Aim of the task: Your task is to reproduce the material exactly.

Given records:

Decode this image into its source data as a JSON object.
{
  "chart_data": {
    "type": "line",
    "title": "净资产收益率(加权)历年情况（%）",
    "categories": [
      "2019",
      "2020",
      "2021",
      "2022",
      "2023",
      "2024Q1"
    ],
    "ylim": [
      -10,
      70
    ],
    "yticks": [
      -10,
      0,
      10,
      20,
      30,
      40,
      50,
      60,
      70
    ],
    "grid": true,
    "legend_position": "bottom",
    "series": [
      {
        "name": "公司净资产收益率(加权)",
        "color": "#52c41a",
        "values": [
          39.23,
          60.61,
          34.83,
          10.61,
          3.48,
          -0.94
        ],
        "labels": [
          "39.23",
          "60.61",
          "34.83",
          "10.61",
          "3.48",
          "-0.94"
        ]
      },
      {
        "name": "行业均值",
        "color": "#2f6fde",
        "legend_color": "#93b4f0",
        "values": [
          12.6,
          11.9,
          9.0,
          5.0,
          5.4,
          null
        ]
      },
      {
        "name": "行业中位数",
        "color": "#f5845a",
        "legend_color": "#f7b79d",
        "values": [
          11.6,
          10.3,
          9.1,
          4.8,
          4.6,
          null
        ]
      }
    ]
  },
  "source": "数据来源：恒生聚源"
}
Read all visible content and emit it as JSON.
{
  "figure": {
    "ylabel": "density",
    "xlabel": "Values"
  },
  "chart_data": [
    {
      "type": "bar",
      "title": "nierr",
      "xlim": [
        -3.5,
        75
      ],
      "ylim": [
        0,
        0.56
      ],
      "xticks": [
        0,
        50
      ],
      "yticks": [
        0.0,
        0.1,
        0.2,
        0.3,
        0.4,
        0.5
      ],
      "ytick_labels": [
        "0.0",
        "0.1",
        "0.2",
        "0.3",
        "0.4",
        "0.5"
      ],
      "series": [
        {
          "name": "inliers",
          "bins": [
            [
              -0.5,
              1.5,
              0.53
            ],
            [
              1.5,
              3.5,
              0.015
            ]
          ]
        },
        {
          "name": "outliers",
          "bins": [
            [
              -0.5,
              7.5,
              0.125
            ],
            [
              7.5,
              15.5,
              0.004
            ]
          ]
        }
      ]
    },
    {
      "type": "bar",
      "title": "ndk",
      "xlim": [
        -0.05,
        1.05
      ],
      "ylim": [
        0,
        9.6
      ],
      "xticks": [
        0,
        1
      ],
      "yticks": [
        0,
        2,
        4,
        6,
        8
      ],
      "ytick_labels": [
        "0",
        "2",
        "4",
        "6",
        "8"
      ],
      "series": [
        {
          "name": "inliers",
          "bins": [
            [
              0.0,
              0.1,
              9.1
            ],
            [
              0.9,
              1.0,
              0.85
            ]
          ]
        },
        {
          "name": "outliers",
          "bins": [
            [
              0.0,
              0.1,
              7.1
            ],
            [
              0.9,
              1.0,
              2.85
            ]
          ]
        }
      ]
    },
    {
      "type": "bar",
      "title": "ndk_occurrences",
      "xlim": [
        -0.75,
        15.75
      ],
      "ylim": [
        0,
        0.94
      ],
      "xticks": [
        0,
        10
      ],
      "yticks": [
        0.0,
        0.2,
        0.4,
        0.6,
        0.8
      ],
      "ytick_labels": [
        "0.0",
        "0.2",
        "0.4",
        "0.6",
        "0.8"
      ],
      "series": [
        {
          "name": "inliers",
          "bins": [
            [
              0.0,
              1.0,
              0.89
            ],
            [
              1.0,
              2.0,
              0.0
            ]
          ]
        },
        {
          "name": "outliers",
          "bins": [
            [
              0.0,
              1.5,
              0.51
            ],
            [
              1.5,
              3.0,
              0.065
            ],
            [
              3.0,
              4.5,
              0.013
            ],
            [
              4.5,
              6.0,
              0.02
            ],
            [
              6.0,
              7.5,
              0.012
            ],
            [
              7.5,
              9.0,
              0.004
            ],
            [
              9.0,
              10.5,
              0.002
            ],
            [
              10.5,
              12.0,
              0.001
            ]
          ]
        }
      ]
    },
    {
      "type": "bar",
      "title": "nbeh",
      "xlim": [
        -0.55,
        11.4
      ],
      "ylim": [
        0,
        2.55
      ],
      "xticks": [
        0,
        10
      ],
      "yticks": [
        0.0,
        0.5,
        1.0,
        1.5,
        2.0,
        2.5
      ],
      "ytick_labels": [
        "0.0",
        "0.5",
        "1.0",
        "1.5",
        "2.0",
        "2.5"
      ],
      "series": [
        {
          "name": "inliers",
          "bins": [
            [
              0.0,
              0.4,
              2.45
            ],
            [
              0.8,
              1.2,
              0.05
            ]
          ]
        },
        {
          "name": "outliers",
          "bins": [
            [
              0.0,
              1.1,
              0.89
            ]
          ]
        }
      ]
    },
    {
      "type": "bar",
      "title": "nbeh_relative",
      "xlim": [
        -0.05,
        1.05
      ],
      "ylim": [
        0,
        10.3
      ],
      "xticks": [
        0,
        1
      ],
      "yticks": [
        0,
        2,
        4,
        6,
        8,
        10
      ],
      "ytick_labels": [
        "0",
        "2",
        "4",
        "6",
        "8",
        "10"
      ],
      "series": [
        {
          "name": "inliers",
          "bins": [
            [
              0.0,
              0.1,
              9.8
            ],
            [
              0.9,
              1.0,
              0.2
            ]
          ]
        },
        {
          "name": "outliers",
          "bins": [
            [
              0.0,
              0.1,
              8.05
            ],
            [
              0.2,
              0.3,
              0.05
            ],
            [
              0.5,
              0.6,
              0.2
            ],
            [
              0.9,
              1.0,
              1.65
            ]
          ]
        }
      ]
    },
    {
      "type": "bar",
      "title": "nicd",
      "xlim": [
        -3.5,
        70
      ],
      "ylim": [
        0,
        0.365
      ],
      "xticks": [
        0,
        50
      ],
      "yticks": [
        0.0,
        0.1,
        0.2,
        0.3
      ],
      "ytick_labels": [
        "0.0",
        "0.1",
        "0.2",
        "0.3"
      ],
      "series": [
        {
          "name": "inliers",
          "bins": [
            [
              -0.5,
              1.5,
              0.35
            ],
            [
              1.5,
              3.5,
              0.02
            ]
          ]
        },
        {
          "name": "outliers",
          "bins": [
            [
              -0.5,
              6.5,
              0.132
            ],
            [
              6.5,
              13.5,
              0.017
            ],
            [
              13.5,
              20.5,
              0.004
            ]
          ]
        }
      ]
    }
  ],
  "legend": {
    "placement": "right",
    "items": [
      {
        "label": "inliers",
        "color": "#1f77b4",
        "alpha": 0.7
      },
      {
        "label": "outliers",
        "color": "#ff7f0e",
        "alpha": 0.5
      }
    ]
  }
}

Exercise answer:
Decode this image into its source data as a JSON object.
{
  "chart_data": {
    "type": "line",
    "title": "净资产收益率(加权)历年情况（%）",
    "categories": [
      "2019",
      "2020",
      "2021",
      "2022",
      "2023",
      "2024Q1"
    ],
    "ylim": [
      -10,
      70
    ],
    "yticks": [
      -10,
      0,
      10,
      20,
      30,
      40,
      50,
      60,
      70
    ],
    "grid": true,
    "legend_position": "bottom",
    "series": [
      {
        "name": "公司净资产收益率(加权)",
        "color": "#52c41a",
        "values": [
          39.23,
          60.61,
          34.83,
          10.61,
          3.48,
          -0.94
        ],
        "labels": [
          "39.23",
          "60.61",
          "34.83",
          "10.61",
          "3.48",
          "-0.94"
        ]
      },
      {
        "name": "行业均值",
        "color": "#2f6fde",
        "legend_color": "#93b4f0",
        "values": [
          12.6,
          11.9,
          9.0,
          5.0,
          5.4,
          null
        ]
      },
      {
        "name": "行业中位数",
        "color": "#f5845a",
        "legend_color": "#f7b79d",
        "values": [
          11.6,
          10.3,
          9.1,
          4.8,
          4.6,
          null
        ]
      }
    ]
  },
  "source": "数据来源：恒生聚源"
}
Read all visible content and emit it as JSON.
{
  "figure": {
    "ylabel": "density",
    "xlabel": "Values"
  },
  "chart_data": [
    {
      "type": "bar",
      "title": "nierr",
      "xlim": [
        -3.5,
        75
      ],
      "ylim": [
        0,
        0.56
      ],
      "xticks": [
        0,
        50
      ],
      "yticks": [
        0.0,
        0.1,
        0.2,
        0.3,
        0.4,
        0.5
      ],
      "ytick_labels": [
        "0.0",
        "0.1",
        "0.2",
        "0.3",
        "0.4",
        "0.5"
      ],
      "series": [
        {
          "name": "inliers",
          "bins": [
            [
              -0.5,
              1.5,
              0.53
            ],
            [
              1.5,
              3.5,
              0.015
            ]
          ]
        },
        {
          "name": "outliers",
          "bins": [
            [
              -0.5,
              7.5,
              0.125
            ],
            [
              7.5,
              15.5,
              0.004
            ]
          ]
        }
      ]
    },
    {
      "type": "bar",
      "title": "ndk",
      "xlim": [
        -0.05,
        1.05
      ],
      "ylim": [
        0,
        9.6
      ],
      "xticks": [
        0,
        1
      ],
      "yticks": [
        0,
        2,
        4,
        6,
        8
      ],
      "ytick_labels": [
        "0",
        "2",
        "4",
        "6",
        "8"
      ],
      "series": [
        {
          "name": "inliers",
          "bins": [
            [
              0.0,
              0.1,
              9.1
            ],
            [
              0.9,
              1.0,
              0.85
            ]
          ]
        },
        {
          "name": "outliers",
          "bins": [
            [
              0.0,
              0.1,
              7.1
            ],
            [
              0.9,
              1.0,
              2.85
            ]
          ]
        }
      ]
    },
    {
      "type": "bar",
      "title": "ndk_occurrences",
      "xlim": [
        -0.75,
        15.75
      ],
      "ylim": [
        0,
        0.94
      ],
      "xticks": [
        0,
        10
      ],
      "yticks": [
        0.0,
        0.2,
        0.4,
        0.6,
        0.8
      ],
      "ytick_labels": [
        "0.0",
        "0.2",
        "0.4",
        "0.6",
        "0.8"
      ],
      "series": [
        {
          "name": "inliers",
          "bins": [
            [
              0.0,
              1.0,
              0.89
            ],
            [
              1.0,
              2.0,
              0.0
            ]
          ]
        },
        {
          "name": "outliers",
          "bins": [
            [
              0.0,
              1.5,
              0.51
            ],
            [
              1.5,
              3.0,
              0.065
            ],
            [
              3.0,
              4.5,
              0.013
            ],
            [
              4.5,
              6.0,
              0.02
            ],
            [
              6.0,
              7.5,
              0.012
            ],
            [
              7.5,
              9.0,
              0.004
            ],
            [
              9.0,
              10.5,
              0.002
            ],
            [
              10.5,
              12.0,
              0.001
            ]
          ]
        }
      ]
    },
    {
      "type": "bar",
      "title": "nbeh",
      "xlim": [
        -0.55,
        11.4
      ],
      "ylim": [
        0,
        2.55
      ],
      "xticks": [
        0,
        10
      ],
      "yticks": [
        0.0,
        0.5,
        1.0,
        1.5,
        2.0,
        2.5
      ],
      "ytick_labels": [
        "0.0",
        "0.5",
        "1.0",
        "1.5",
        "2.0",
        "2.5"
      ],
      "series": [
        {
          "name": "inliers",
          "bins": [
            [
              0.0,
              0.4,
              2.45
            ],
            [
              0.8,
              1.2,
              0.05
            ]
          ]
        },
        {
          "name": "outliers",
          "bins": [
            [
              0.0,
              1.1,
              0.89
            ]
          ]
        }
      ]
    },
    {
      "type": "bar",
      "title": "nbeh_relative",
      "xlim": [
        -0.05,
        1.05
      ],
      "ylim": [
        0,
        10.3
      ],
      "xticks": [
        0,
        1
      ],
      "yticks": [
        0,
        2,
        4,
        6,
        8,
        10
      ],
      "ytick_labels": [
        "0",
        "2",
        "4",
        "6",
        "8",
        "10"
      ],
      "series": [
        {
          "name": "inliers",
          "bins": [
            [
              0.0,
              0.1,
              9.8
            ],
            [
              0.9,
              1.0,
              0.2
            ]
          ]
        },
        {
          "name": "outliers",
          "bins": [
            [
              0.0,
              0.1,
              8.05
            ],
            [
              0.2,
              0.3,
              0.05
            ],
            [
              0.5,
              0.6,
              0.2
            ],
            [
              0.9,
              1.0,
              1.65
            ]
          ]
        }
      ]
    },
    {
      "type": "bar",
      "title": "nicd",
      "xlim": [
        -3.5,
        70
      ],
      "ylim": [
        0,
        0.365
      ],
      "xticks": [
        0,
        50
      ],
      "yticks": [
        0.0,
        0.1,
        0.2,
        0.3
      ],
      "ytick_labels": [
        "0.0",
        "0.1",
        "0.2",
        "0.3"
      ],
      "series": [
        {
          "name": "inliers",
          "bins": [
            [
              -0.5,
              1.5,
              0.35
            ],
            [
              1.5,
              3.5,
              0.02
            ]
          ]
        },
        {
          "name": "outliers",
          "bins": [
            [
              -0.5,
              6.5,
              0.132
            ],
            [
              6.5,
              13.5,
              0.017
            ],
            [
              13.5,
              20.5,
              0.004
            ]
          ]
        }
      ]
    }
  ],
  "legend": {
    "placement": "right",
    "items": [
      {
        "label": "inliers",
        "color": "#1f77b4",
        "alpha": 0.7
      },
      {
        "label": "outliers",
        "color": "#ff7f0e",
        "alpha": 0.5
      }
    ]
  }
}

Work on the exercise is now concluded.